* [DIRECTION] Exclude all pictures, then copy each of the records exactly as written.

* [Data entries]
..............................

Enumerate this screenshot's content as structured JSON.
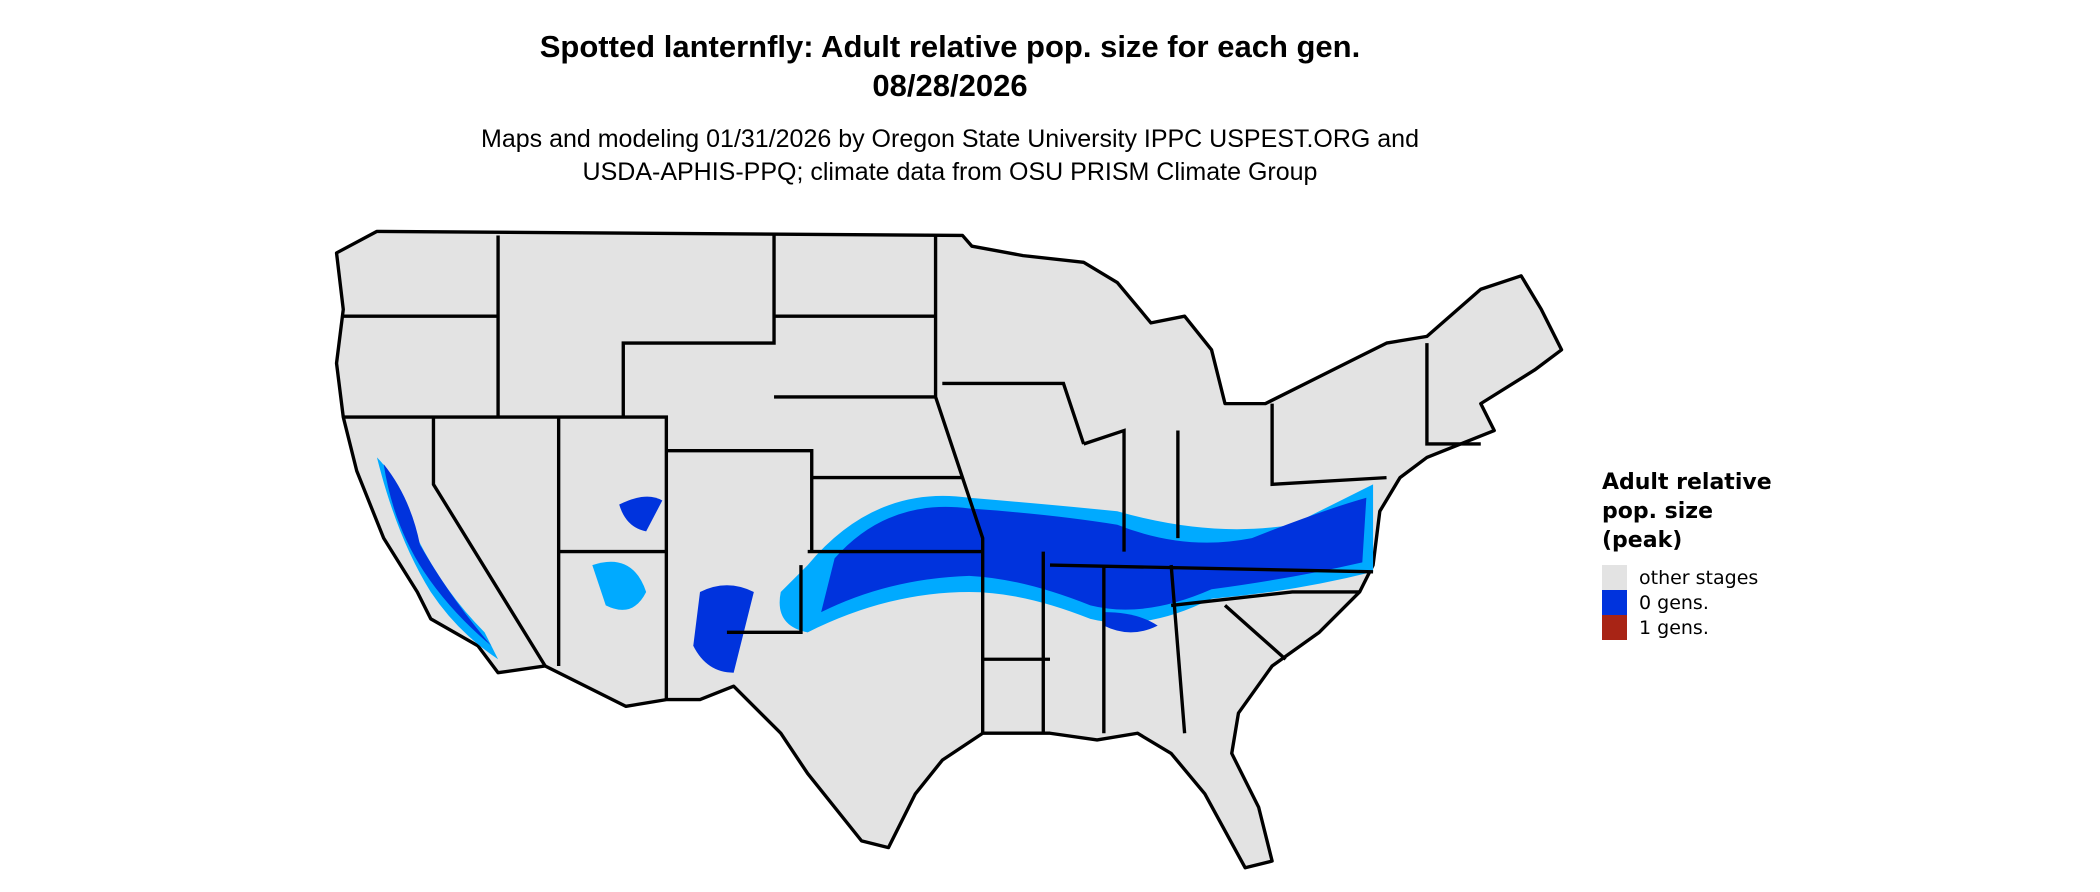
{
  "title": {
    "line1": "Spotted lanternfly: Adult relative pop. size for each gen.",
    "line2": "08/28/2026"
  },
  "subtitle": {
    "line1": "Maps and modeling 01/31/2026 by Oregon State University IPPC USPEST.ORG and",
    "line2": "USDA-APHIS-PPQ; climate data from OSU PRISM Climate Group"
  },
  "legend": {
    "title_lines": [
      "Adult relative",
      "pop. size",
      "(peak)"
    ],
    "items": [
      {
        "label": "other stages",
        "color": "#e3e3e3"
      },
      {
        "label": "0 gens.",
        "color": "#0033dd"
      },
      {
        "label": "1 gens.",
        "color": "#a82415"
      }
    ]
  },
  "colors": {
    "land": "#e3e3e3",
    "border": "#000000",
    "zero_gens_dark": "#0033dd",
    "zero_gens_light": "#00aaff"
  }
}
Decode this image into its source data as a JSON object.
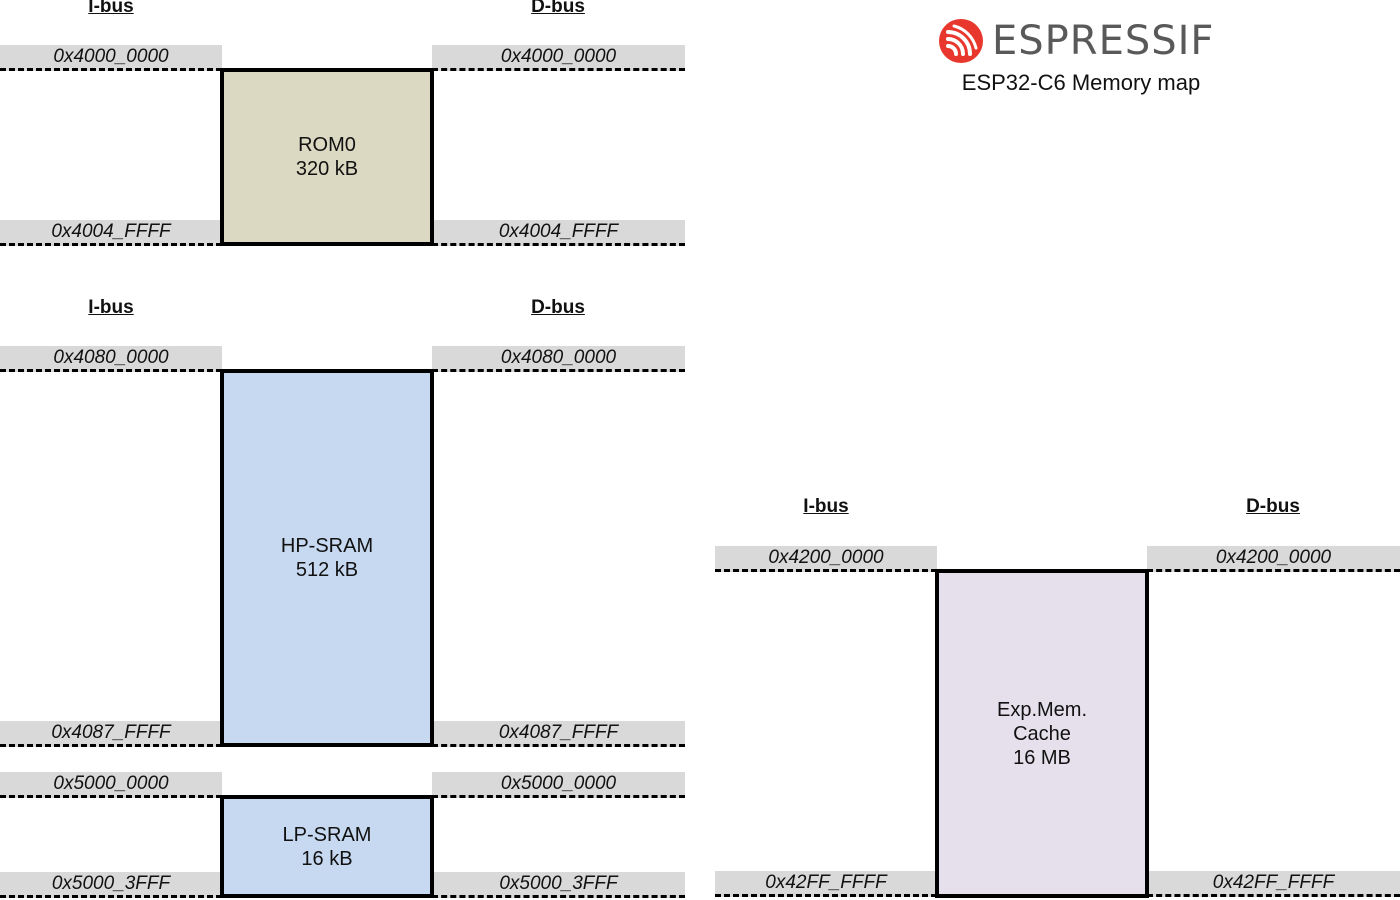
{
  "brand": {
    "logo_text": "ESPRESSIF",
    "subtitle": "ESP32-C6 Memory map",
    "logo_color": "#e8372c"
  },
  "colors": {
    "rom": "#dcd9c2",
    "hp_sram": "#c6d9f0",
    "lp_sram": "#c6d9f0",
    "exp_mem": "#e5e0ec",
    "address_band": "#d9d9d9"
  },
  "regions": [
    {
      "id": "rom0",
      "ibus_label": "I-bus",
      "dbus_label": "D-bus",
      "start_ibus": "0x4000_0000",
      "start_dbus": "0x4000_0000",
      "end_ibus": "0x4004_FFFF",
      "end_dbus": "0x4004_FFFF",
      "lines": [
        "ROM0",
        "320 kB"
      ]
    },
    {
      "id": "hp-sram",
      "ibus_label": "I-bus",
      "dbus_label": "D-bus",
      "start_ibus": "0x4080_0000",
      "start_dbus": "0x4080_0000",
      "end_ibus": "0x4087_FFFF",
      "end_dbus": "0x4087_FFFF",
      "lines": [
        "HP-SRAM",
        "512 kB"
      ]
    },
    {
      "id": "lp-sram",
      "start_ibus": "0x5000_0000",
      "start_dbus": "0x5000_0000",
      "end_ibus": "0x5000_3FFF",
      "end_dbus": "0x5000_3FFF",
      "lines": [
        "LP-SRAM",
        "16 kB"
      ]
    },
    {
      "id": "exp-mem",
      "ibus_label": "I-bus",
      "dbus_label": "D-bus",
      "start_ibus": "0x4200_0000",
      "start_dbus": "0x4200_0000",
      "end_ibus": "0x42FF_FFFF",
      "end_dbus": "0x42FF_FFFF",
      "lines": [
        "Exp.Mem.",
        "Cache",
        "16 MB"
      ]
    }
  ]
}
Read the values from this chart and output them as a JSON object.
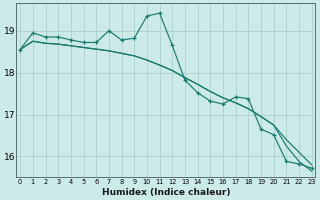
{
  "title": "",
  "xlabel": "Humidex (Indice chaleur)",
  "ylabel": "",
  "background_color": "#cceae8",
  "grid_color": "#b0d4d0",
  "line_color": "#1a7a6e",
  "x_values": [
    0,
    1,
    2,
    3,
    4,
    5,
    6,
    7,
    8,
    9,
    10,
    11,
    12,
    13,
    14,
    15,
    16,
    17,
    18,
    19,
    20,
    21,
    22,
    23
  ],
  "y_main": [
    18.55,
    18.95,
    18.85,
    18.85,
    18.78,
    18.72,
    18.72,
    19.0,
    18.78,
    18.82,
    19.35,
    19.42,
    18.65,
    17.82,
    17.52,
    17.32,
    17.25,
    17.42,
    17.38,
    16.65,
    16.52,
    15.88,
    15.82,
    15.72
  ],
  "y_line1": [
    18.55,
    18.75,
    18.7,
    18.68,
    18.64,
    18.6,
    18.56,
    18.52,
    18.46,
    18.4,
    18.3,
    18.18,
    18.05,
    17.88,
    17.72,
    17.55,
    17.4,
    17.28,
    17.14,
    16.95,
    16.75,
    16.4,
    16.1,
    15.8
  ],
  "y_line2": [
    18.55,
    18.75,
    18.7,
    18.68,
    18.64,
    18.6,
    18.56,
    18.52,
    18.46,
    18.4,
    18.3,
    18.18,
    18.05,
    17.88,
    17.72,
    17.55,
    17.4,
    17.28,
    17.14,
    16.95,
    16.75,
    16.25,
    15.88,
    15.65
  ],
  "ylim": [
    15.5,
    19.65
  ],
  "yticks": [
    16,
    17,
    18,
    19
  ],
  "xticks": [
    0,
    1,
    2,
    3,
    4,
    5,
    6,
    7,
    8,
    9,
    10,
    11,
    12,
    13,
    14,
    15,
    16,
    17,
    18,
    19,
    20,
    21,
    22,
    23
  ]
}
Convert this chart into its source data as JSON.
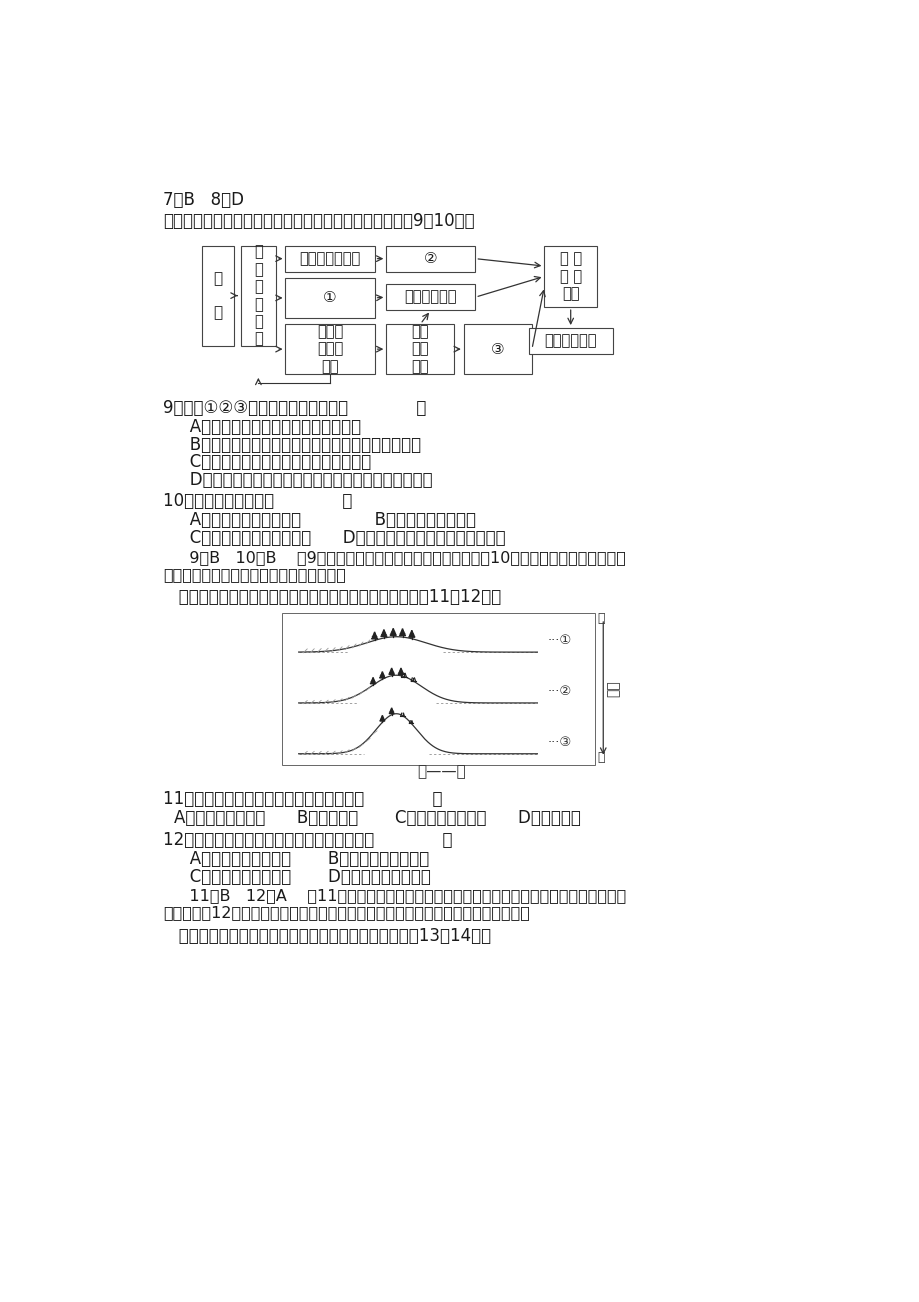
{
  "bg_color": "#ffffff",
  "text_color": "#1a1a1a",
  "header_line1": "7．B   8．D",
  "header_line2": "读我国某区域绿洲农业系统水、气、生相互作用图，完成9～10题。",
  "q9_text": "9．图中①②③所代表的环节分别是（             ）",
  "q9_A": "   A．降水增加、大陆性增强、降水减少",
  "q9_B": "   B．地面蒸发的水量增多、气温变幅减小、降水增加",
  "q9_C": "   C．气温变幅减小、蒸发增强、降水增加",
  "q9_D": "   D．地下水位上升、气温变幅变大、土壤表层盐分积累",
  "q10_text": "10．该示意图体现了（             ）",
  "q10_AB": "   A．地理环境的地域分异              B．地理环境的整体性",
  "q10_CD": "   C．自然环境的相对稳定性      D．人类对自然的改造力量是无穷的",
  "ans9_10": "   9．B   10．B    第9题，由因果关系推理，即可得出答案。第10题，图中各要素相互影响，",
  "ans9_10_2": "相互制约，反映了地理环境的整体性原理。",
  "intro2": "   下图反映了不同地质时期某地自然环境的变化，据此完成11～12题。",
  "q11_text": "11．引起图中地理环境变化的根本原因是（             ）",
  "q11_opts": "A．水热条件的变化      B．地壳运动       C．植被类型的变化      D．岩浆活动",
  "q12_text": "12．图示地理环境的演化过程，主要体现了（             ）",
  "q12_AB": "   A．地理环境的整体性       B．地理环境的差异性",
  "q12_CD": "   C．地理环境的复杂性       D．地理环境的稳定性",
  "ans11_12": "   11．B   12．A    第11题，由于地壳运动，产生了迎风坡和背风坡的差异，导致植被类型发",
  "ans11_12_2": "生改变。第12题，图示内容的变化是由地壳运动导致的，反映了地理环境的整体性。",
  "intro3": "   下图为我国某区域主要地理要素联系示意图。读图完成13～14题。"
}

..............................

* [RESULT]
Enumerate this screenshot's content as structured JSON.
{
  "title": {
    "line1": "Spotted lanternfly: Adult relative pop. size for each gen.",
    "line2": "08/28/2026"
  },
  "subtitle": {
    "line1": "Maps and modeling 01/31/2026 by Oregon State University IPPC USPEST.ORG and",
    "line2": "USDA-APHIS-PPQ; climate data from OSU PRISM Climate Group"
  },
  "legend": {
    "title_lines": [
      "Adult relative",
      "pop. size",
      "(peak)"
    ],
    "items": [
      {
        "label": "other stages",
        "color": "#e3e3e3"
      },
      {
        "label": "0 gens.",
        "color": "#0033dd"
      },
      {
        "label": "1 gens.",
        "color": "#a82415"
      }
    ]
  },
  "colors": {
    "land": "#e3e3e3",
    "border": "#000000",
    "zero_gens_dark": "#0033dd",
    "zero_gens_light": "#00aaff"
  }
}
Decode this image into its source data as a JSON object.
{
  "brand": {
    "logo_text": "ESPRESSIF",
    "subtitle": "ESP32-C6 Memory map",
    "logo_color": "#e8372c"
  },
  "colors": {
    "rom": "#dcd9c2",
    "hp_sram": "#c6d9f0",
    "lp_sram": "#c6d9f0",
    "exp_mem": "#e5e0ec",
    "address_band": "#d9d9d9"
  },
  "regions": [
    {
      "id": "rom0",
      "ibus_label": "I-bus",
      "dbus_label": "D-bus",
      "start_ibus": "0x4000_0000",
      "start_dbus": "0x4000_0000",
      "end_ibus": "0x4004_FFFF",
      "end_dbus": "0x4004_FFFF",
      "lines": [
        "ROM0",
        "320 kB"
      ]
    },
    {
      "id": "hp-sram",
      "ibus_label": "I-bus",
      "dbus_label": "D-bus",
      "start_ibus": "0x4080_0000",
      "start_dbus": "0x4080_0000",
      "end_ibus": "0x4087_FFFF",
      "end_dbus": "0x4087_FFFF",
      "lines": [
        "HP-SRAM",
        "512 kB"
      ]
    },
    {
      "id": "lp-sram",
      "start_ibus": "0x5000_0000",
      "start_dbus": "0x5000_0000",
      "end_ibus": "0x5000_3FFF",
      "end_dbus": "0x5000_3FFF",
      "lines": [
        "LP-SRAM",
        "16 kB"
      ]
    },
    {
      "id": "exp-mem",
      "ibus_label": "I-bus",
      "dbus_label": "D-bus",
      "start_ibus": "0x4200_0000",
      "start_dbus": "0x4200_0000",
      "end_ibus": "0x42FF_FFFF",
      "end_dbus": "0x42FF_FFFF",
      "lines": [
        "Exp.Mem.",
        "Cache",
        "16 MB"
      ]
    }
  ]
}
Read the values from this chart and output them as a JSON object.
{
  "title": "",
  "xlabel": "Humidex (Indice chaleur)",
  "ylabel": "",
  "background_color": "#cceae8",
  "grid_color": "#b0d4d0",
  "line_color": "#1a7a6e",
  "x_values": [
    0,
    1,
    2,
    3,
    4,
    5,
    6,
    7,
    8,
    9,
    10,
    11,
    12,
    13,
    14,
    15,
    16,
    17,
    18,
    19,
    20,
    21,
    22,
    23
  ],
  "y_main": [
    18.55,
    18.95,
    18.85,
    18.85,
    18.78,
    18.72,
    18.72,
    19.0,
    18.78,
    18.82,
    19.35,
    19.42,
    18.65,
    17.82,
    17.52,
    17.32,
    17.25,
    17.42,
    17.38,
    16.65,
    16.52,
    15.88,
    15.82,
    15.72
  ],
  "y_line1": [
    18.55,
    18.75,
    18.7,
    18.68,
    18.64,
    18.6,
    18.56,
    18.52,
    18.46,
    18.4,
    18.3,
    18.18,
    18.05,
    17.88,
    17.72,
    17.55,
    17.4,
    17.28,
    17.14,
    16.95,
    16.75,
    16.4,
    16.1,
    15.8
  ],
  "y_line2": [
    18.55,
    18.75,
    18.7,
    18.68,
    18.64,
    18.6,
    18.56,
    18.52,
    18.46,
    18.4,
    18.3,
    18.18,
    18.05,
    17.88,
    17.72,
    17.55,
    17.4,
    17.28,
    17.14,
    16.95,
    16.75,
    16.25,
    15.88,
    15.65
  ],
  "ylim": [
    15.5,
    19.65
  ],
  "yticks": [
    16,
    17,
    18,
    19
  ],
  "xticks": [
    0,
    1,
    2,
    3,
    4,
    5,
    6,
    7,
    8,
    9,
    10,
    11,
    12,
    13,
    14,
    15,
    16,
    17,
    18,
    19,
    20,
    21,
    22,
    23
  ]
}
Convert this chart into its source data as JSON.
{
  "bg_color": "#ffffff",
  "text_color": "#1a1a1a",
  "header_line1": "7．B   8．D",
  "header_line2": "读我国某区域绿洲农业系统水、气、生相互作用图，完成9～10题。",
  "q9_text": "9．图中①②③所代表的环节分别是（             ）",
  "q9_A": "   A．降水增加、大陆性增强、降水减少",
  "q9_B": "   B．地面蒸发的水量增多、气温变幅减小、降水增加",
  "q9_C": "   C．气温变幅减小、蒸发增强、降水增加",
  "q9_D": "   D．地下水位上升、气温变幅变大、土壤表层盐分积累",
  "q10_text": "10．该示意图体现了（             ）",
  "q10_AB": "   A．地理环境的地域分异              B．地理环境的整体性",
  "q10_CD": "   C．自然环境的相对稳定性      D．人类对自然的改造力量是无穷的",
  "ans9_10": "   9．B   10．B    第9题，由因果关系推理，即可得出答案。第10题，图中各要素相互影响，",
  "ans9_10_2": "相互制约，反映了地理环境的整体性原理。",
  "intro2": "   下图反映了不同地质时期某地自然环境的变化，据此完成11～12题。",
  "q11_text": "11．引起图中地理环境变化的根本原因是（             ）",
  "q11_opts": "A．水热条件的变化      B．地壳运动       C．植被类型的变化      D．岩浆活动",
  "q12_text": "12．图示地理环境的演化过程，主要体现了（             ）",
  "q12_AB": "   A．地理环境的整体性       B．地理环境的差异性",
  "q12_CD": "   C．地理环境的复杂性       D．地理环境的稳定性",
  "ans11_12": "   11．B   12．A    第11题，由于地壳运动，产生了迎风坡和背风坡的差异，导致植被类型发",
  "ans11_12_2": "生改变。第12题，图示内容的变化是由地壳运动导致的，反映了地理环境的整体性。",
  "intro3": "   下图为我国某区域主要地理要素联系示意图。读图完成13～14题。"
}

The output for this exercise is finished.